━━━━━ GIVEN INFORMATION ━━━━━

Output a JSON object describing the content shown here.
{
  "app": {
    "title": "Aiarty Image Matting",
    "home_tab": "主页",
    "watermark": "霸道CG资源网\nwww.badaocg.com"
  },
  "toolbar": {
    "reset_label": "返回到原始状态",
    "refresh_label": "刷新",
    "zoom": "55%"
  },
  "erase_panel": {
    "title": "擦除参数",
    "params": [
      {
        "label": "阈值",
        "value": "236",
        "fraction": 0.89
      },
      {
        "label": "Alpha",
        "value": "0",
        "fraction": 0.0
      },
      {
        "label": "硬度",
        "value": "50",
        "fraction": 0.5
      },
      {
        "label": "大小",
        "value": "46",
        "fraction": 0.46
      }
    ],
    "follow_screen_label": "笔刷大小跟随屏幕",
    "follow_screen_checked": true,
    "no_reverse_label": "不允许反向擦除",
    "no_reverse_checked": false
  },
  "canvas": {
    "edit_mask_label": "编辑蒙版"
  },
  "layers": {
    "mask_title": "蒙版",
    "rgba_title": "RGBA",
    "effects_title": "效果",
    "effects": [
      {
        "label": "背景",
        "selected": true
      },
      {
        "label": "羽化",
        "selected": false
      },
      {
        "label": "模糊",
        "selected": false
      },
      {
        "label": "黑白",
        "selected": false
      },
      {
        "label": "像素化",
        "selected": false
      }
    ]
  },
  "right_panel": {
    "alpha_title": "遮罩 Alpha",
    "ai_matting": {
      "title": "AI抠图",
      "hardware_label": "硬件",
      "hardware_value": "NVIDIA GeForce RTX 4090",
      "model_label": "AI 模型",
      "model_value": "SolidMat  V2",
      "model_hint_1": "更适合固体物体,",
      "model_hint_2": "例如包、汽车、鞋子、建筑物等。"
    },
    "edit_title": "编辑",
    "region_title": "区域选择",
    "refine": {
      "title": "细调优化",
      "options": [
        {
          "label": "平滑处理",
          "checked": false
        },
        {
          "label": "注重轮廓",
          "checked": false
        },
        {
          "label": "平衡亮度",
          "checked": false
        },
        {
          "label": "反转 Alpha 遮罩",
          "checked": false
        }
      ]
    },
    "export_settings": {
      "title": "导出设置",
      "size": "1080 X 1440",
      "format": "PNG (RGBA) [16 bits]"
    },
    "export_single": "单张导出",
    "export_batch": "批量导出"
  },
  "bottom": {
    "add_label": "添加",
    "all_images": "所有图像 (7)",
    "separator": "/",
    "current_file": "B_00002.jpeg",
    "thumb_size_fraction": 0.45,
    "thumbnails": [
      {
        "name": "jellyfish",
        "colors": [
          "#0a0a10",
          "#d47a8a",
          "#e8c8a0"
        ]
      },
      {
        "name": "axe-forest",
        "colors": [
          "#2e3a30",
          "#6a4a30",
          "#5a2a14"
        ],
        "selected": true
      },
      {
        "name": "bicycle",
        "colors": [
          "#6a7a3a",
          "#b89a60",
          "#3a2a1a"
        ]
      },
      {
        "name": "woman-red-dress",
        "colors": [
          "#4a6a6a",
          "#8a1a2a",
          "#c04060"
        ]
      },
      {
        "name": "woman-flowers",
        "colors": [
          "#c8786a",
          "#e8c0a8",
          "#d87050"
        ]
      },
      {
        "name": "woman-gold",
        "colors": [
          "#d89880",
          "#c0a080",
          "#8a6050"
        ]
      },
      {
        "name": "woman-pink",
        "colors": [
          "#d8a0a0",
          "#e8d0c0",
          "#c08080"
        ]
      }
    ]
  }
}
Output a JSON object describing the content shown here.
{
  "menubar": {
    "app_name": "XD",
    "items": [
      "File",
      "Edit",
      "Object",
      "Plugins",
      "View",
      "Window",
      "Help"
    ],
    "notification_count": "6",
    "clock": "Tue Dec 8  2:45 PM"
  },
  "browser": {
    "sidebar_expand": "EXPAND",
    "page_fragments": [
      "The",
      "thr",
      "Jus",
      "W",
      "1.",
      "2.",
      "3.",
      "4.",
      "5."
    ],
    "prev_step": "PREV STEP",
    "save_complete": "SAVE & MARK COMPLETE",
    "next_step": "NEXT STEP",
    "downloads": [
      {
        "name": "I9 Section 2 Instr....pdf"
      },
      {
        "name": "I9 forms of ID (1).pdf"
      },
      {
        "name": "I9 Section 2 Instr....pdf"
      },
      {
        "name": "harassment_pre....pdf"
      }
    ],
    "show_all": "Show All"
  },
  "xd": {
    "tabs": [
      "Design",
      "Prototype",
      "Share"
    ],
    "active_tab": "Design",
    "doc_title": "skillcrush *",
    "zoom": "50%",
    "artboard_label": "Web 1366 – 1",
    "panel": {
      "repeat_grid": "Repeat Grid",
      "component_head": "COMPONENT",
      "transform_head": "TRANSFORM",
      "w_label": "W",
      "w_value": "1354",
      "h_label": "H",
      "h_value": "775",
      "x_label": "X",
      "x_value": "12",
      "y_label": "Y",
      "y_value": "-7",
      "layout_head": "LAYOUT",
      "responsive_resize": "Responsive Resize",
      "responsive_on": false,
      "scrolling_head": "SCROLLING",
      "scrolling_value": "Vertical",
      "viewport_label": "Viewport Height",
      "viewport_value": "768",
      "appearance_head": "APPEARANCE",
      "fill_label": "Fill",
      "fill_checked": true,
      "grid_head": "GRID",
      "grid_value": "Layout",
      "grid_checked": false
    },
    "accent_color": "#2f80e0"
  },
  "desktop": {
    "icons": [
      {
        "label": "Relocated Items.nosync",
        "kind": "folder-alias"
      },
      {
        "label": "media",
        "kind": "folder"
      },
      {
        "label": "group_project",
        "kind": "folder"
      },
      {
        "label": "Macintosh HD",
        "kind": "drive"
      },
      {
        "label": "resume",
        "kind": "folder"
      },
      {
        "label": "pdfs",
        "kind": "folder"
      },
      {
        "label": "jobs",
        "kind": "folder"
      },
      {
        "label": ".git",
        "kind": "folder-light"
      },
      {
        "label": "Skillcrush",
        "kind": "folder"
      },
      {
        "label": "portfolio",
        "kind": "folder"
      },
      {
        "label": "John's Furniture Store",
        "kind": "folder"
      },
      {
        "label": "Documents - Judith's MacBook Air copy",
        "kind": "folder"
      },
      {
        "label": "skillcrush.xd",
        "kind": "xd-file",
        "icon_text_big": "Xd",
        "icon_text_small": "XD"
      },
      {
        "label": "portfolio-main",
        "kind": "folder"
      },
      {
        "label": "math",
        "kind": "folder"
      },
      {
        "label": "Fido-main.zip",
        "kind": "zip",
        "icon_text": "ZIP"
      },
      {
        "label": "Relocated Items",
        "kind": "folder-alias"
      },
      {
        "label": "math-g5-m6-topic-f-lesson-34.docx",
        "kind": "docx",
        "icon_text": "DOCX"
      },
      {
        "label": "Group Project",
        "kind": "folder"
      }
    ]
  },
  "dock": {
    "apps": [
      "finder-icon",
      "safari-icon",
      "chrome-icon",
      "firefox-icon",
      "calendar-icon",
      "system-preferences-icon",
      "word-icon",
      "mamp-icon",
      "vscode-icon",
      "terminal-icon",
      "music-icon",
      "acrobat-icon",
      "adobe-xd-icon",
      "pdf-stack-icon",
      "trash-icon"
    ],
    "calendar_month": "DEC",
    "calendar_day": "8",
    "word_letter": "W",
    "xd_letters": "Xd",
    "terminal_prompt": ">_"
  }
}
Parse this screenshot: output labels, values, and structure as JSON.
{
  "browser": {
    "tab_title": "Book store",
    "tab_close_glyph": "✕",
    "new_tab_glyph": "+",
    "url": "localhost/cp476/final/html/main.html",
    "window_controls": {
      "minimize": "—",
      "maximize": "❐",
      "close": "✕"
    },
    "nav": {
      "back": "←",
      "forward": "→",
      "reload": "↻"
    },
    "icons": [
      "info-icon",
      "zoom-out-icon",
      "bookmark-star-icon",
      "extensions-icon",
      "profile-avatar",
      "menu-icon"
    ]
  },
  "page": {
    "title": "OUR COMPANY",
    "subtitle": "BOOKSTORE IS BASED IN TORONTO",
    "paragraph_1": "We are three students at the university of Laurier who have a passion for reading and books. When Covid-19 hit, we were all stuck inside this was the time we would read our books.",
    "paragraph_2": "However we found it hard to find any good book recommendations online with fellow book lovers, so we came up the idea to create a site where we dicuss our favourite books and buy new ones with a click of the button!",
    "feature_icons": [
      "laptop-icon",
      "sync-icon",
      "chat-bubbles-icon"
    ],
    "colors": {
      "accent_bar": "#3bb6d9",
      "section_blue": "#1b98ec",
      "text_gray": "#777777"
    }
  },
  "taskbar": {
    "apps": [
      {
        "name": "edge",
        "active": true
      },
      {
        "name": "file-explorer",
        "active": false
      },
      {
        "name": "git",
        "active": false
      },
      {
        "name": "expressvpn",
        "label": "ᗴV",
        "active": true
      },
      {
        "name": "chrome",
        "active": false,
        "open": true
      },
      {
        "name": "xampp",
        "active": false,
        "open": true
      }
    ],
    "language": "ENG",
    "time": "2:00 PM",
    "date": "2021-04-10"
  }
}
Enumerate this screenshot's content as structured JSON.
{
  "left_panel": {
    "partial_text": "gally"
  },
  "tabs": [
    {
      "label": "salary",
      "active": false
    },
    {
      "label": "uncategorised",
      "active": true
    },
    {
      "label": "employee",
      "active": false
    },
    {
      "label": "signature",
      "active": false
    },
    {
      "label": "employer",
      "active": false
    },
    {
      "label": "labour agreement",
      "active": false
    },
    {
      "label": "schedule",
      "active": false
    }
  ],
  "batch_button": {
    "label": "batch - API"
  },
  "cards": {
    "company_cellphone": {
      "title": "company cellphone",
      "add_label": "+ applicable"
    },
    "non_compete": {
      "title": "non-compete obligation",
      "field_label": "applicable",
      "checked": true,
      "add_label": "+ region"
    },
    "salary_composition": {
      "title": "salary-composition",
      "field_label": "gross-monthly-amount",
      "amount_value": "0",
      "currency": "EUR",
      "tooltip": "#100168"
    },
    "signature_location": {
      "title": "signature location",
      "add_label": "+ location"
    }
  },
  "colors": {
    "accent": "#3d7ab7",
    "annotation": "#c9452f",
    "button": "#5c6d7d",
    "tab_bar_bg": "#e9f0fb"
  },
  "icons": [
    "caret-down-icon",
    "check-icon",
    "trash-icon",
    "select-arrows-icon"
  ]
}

━━━━━

** PROBLEM DETAILS **
Scan the material and collect every line that contains "portfolio".

** EXERCISE RESULT **
        "label": "portfolio",
        "label": "portfolio-main",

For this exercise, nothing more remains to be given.